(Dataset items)
──────────
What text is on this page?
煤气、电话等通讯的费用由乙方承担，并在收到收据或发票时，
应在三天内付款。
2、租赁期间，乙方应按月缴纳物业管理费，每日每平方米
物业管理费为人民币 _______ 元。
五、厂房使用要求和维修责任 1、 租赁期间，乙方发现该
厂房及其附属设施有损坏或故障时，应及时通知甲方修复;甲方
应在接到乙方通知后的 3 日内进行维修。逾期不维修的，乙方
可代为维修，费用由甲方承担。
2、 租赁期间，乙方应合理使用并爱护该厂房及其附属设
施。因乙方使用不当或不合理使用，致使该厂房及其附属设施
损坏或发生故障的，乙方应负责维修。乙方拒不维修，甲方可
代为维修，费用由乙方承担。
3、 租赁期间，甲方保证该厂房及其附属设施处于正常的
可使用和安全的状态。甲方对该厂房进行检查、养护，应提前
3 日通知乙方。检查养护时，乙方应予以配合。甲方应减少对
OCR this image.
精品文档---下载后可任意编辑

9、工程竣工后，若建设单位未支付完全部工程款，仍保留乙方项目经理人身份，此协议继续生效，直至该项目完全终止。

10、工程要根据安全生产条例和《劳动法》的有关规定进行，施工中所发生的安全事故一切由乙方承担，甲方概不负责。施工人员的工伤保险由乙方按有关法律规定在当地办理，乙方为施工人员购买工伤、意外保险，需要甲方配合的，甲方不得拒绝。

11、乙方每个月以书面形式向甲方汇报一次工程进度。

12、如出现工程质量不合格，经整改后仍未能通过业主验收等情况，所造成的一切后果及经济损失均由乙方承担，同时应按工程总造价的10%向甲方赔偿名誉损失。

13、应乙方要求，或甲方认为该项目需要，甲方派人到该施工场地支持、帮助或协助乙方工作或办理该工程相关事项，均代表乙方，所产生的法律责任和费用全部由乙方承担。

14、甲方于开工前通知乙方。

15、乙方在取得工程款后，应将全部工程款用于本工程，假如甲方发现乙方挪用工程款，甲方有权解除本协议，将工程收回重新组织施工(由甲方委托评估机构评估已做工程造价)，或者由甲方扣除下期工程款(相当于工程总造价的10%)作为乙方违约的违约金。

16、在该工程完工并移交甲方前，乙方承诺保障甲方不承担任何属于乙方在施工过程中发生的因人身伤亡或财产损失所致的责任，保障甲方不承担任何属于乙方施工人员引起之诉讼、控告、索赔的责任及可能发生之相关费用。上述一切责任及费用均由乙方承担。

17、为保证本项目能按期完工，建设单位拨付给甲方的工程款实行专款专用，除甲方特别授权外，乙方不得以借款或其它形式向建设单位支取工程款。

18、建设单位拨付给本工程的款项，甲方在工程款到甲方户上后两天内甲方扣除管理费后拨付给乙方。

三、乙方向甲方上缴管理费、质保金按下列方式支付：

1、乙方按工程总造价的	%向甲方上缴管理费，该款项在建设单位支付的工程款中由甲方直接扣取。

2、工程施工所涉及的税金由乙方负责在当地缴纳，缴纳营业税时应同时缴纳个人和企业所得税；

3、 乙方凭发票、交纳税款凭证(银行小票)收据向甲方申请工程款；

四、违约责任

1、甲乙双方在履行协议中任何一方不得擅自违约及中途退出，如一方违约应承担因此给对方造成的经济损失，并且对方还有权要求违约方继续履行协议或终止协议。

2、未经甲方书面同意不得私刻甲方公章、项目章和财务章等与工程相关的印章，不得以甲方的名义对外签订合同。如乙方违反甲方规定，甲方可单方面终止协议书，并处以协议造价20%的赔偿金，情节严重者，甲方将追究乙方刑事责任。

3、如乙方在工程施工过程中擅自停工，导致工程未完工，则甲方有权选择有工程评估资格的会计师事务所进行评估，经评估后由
──────────
Transcribe the data. Leave every line exactly as it is.

TASK OUTPUT —
What text is on this page?
煤气、电话等通讯的费用由乙方承担，并在收到收据或发票时，
应在三天内付款。
2、租赁期间，乙方应按月缴纳物业管理费，每日每平方米
物业管理费为人民币 _______ 元。
五、厂房使用要求和维修责任 1、 租赁期间，乙方发现该
厂房及其附属设施有损坏或故障时，应及时通知甲方修复;甲方
应在接到乙方通知后的 3 日内进行维修。逾期不维修的，乙方
可代为维修，费用由甲方承担。
2、 租赁期间，乙方应合理使用并爱护该厂房及其附属设
施。因乙方使用不当或不合理使用，致使该厂房及其附属设施
损坏或发生故障的，乙方应负责维修。乙方拒不维修，甲方可
代为维修，费用由乙方承担。
3、 租赁期间，甲方保证该厂房及其附属设施处于正常的
可使用和安全的状态。甲方对该厂房进行检查、养护，应提前
3 日通知乙方。检查养护时，乙方应予以配合。甲方应减少对
OCR this image.
精品文档---下载后可任意编辑

9、工程竣工后，若建设单位未支付完全部工程款，仍保留乙方项目经理人身份，此协议继续生效，直至该项目完全终止。

10、工程要根据安全生产条例和《劳动法》的有关规定进行，施工中所发生的安全事故一切由乙方承担，甲方概不负责。施工人员的工伤保险由乙方按有关法律规定在当地办理，乙方为施工人员购买工伤、意外保险，需要甲方配合的，甲方不得拒绝。

11、乙方每个月以书面形式向甲方汇报一次工程进度。

12、如出现工程质量不合格，经整改后仍未能通过业主验收等情况，所造成的一切后果及经济损失均由乙方承担，同时应按工程总造价的10%向甲方赔偿名誉损失。

13、应乙方要求，或甲方认为该项目需要，甲方派人到该施工场地支持、帮助或协助乙方工作或办理该工程相关事项，均代表乙方，所产生的法律责任和费用全部由乙方承担。

14、甲方于开工前通知乙方。

15、乙方在取得工程款后，应将全部工程款用于本工程，假如甲方发现乙方挪用工程款，甲方有权解除本协议，将工程收回重新组织施工(由甲方委托评估机构评估已做工程造价)，或者由甲方扣除下期工程款(相当于工程总造价的10%)作为乙方违约的违约金。

16、在该工程完工并移交甲方前，乙方承诺保障甲方不承担任何属于乙方在施工过程中发生的因人身伤亡或财产损失所致的责任，保障甲方不承担任何属于乙方施工人员引起之诉讼、控告、索赔的责任及可能发生之相关费用。上述一切责任及费用均由乙方承担。

17、为保证本项目能按期完工，建设单位拨付给甲方的工程款实行专款专用，除甲方特别授权外，乙方不得以借款或其它形式向建设单位支取工程款。

18、建设单位拨付给本工程的款项，甲方在工程款到甲方户上后两天内甲方扣除管理费后拨付给乙方。

三、乙方向甲方上缴管理费、质保金按下列方式支付：

1、乙方按工程总造价的	%向甲方上缴管理费，该款项在建设单位支付的工程款中由甲方直接扣取。

2、工程施工所涉及的税金由乙方负责在当地缴纳，缴纳营业税时应同时缴纳个人和企业所得税；

3、 乙方凭发票、交纳税款凭证(银行小票)收据向甲方申请工程款；

四、违约责任

1、甲乙双方在履行协议中任何一方不得擅自违约及中途退出，如一方违约应承担因此给对方造成的经济损失，并且对方还有权要求违约方继续履行协议或终止协议。

2、未经甲方书面同意不得私刻甲方公章、项目章和财务章等与工程相关的印章，不得以甲方的名义对外签订合同。如乙方违反甲方规定，甲方可单方面终止协议书，并处以协议造价20%的赔偿金，情节严重者，甲方将追究乙方刑事责任。

3、如乙方在工程施工过程中擅自停工，导致工程未完工，则甲方有权选择有工程评估资格的会计师事务所进行评估，经评估后由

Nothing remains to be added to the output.